### Provided records ###
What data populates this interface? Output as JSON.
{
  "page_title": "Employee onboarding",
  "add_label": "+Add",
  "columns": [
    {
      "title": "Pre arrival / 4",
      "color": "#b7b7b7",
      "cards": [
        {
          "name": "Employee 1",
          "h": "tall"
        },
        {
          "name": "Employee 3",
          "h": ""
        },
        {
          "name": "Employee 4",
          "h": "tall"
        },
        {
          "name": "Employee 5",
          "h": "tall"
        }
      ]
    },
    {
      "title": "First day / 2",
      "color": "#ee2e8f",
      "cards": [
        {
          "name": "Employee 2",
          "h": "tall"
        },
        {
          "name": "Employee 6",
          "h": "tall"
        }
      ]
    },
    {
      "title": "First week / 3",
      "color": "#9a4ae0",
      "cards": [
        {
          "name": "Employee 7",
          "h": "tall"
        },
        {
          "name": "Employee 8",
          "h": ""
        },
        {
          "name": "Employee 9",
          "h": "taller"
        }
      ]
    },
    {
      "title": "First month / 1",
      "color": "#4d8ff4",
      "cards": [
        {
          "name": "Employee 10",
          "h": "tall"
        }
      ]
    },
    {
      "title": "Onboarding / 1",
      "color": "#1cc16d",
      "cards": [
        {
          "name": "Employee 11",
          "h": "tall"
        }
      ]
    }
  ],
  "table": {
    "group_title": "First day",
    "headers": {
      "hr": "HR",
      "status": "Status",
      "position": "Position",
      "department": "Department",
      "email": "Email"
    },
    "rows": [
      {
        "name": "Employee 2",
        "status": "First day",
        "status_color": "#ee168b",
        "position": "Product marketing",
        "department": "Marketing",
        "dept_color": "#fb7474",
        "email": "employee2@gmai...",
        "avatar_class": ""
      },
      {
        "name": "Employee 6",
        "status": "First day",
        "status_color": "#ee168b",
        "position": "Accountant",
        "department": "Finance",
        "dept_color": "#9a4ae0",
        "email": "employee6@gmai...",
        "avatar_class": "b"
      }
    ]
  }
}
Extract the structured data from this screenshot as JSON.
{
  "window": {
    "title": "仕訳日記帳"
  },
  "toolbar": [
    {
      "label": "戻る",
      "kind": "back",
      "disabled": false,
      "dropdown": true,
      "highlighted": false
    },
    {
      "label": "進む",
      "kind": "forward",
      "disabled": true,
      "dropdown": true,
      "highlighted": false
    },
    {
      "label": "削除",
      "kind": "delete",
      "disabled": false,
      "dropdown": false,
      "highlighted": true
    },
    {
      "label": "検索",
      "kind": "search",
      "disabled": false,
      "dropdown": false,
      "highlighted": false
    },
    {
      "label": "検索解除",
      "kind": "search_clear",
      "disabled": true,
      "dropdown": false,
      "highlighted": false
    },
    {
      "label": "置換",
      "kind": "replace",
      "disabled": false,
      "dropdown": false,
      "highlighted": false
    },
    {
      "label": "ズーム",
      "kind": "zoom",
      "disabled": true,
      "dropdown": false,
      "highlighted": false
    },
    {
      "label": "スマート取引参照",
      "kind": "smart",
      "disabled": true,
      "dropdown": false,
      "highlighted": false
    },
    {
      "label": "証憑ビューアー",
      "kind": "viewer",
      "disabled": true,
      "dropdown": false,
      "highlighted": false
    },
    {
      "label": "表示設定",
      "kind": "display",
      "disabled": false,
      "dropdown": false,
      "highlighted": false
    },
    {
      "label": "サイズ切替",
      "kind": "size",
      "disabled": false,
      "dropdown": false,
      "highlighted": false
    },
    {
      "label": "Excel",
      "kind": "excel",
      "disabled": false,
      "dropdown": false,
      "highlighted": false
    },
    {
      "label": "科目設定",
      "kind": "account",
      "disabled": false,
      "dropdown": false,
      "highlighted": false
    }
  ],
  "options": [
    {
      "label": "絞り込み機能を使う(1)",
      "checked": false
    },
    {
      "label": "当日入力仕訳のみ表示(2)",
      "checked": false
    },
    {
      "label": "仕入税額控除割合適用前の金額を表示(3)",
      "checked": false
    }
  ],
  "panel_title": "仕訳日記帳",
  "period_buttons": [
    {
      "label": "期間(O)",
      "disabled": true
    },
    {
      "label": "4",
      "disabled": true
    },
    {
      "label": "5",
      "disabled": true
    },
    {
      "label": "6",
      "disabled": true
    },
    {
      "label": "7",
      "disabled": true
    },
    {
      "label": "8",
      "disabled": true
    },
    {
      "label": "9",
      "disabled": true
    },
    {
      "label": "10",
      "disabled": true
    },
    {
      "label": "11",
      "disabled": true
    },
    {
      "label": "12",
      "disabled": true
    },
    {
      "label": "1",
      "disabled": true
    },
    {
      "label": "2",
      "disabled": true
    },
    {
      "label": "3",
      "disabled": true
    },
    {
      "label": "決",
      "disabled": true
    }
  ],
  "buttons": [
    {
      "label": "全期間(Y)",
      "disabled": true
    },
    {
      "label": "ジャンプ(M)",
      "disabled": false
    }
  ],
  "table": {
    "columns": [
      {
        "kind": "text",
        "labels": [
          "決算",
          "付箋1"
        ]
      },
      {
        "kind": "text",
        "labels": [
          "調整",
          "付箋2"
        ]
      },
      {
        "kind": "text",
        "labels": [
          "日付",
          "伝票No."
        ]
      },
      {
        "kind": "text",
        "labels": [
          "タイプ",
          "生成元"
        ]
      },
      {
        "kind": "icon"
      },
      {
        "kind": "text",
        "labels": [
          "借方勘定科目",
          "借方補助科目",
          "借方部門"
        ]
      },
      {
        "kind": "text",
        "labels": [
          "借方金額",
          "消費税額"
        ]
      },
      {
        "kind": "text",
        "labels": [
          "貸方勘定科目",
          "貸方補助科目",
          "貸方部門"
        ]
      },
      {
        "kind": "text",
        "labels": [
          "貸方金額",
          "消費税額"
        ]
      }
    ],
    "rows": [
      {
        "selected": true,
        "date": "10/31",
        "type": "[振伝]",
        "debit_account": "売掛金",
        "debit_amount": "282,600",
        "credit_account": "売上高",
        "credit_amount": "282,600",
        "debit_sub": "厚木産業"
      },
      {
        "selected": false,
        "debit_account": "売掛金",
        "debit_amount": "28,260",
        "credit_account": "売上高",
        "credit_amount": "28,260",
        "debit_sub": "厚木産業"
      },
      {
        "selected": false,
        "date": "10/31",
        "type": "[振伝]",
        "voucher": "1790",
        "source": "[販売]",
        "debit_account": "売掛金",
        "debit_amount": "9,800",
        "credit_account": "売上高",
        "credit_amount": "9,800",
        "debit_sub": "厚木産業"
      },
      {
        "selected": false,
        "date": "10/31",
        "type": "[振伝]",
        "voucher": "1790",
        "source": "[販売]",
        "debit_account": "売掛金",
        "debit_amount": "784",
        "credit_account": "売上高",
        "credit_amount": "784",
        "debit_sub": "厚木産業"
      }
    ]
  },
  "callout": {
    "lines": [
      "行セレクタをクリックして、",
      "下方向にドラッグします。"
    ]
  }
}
###
| Your task |
Using the listing, collect all lines in which the string "position" is found.

| Solution |
      "position": "Position",
        "position": "Product marketing",
        "position": "Accountant",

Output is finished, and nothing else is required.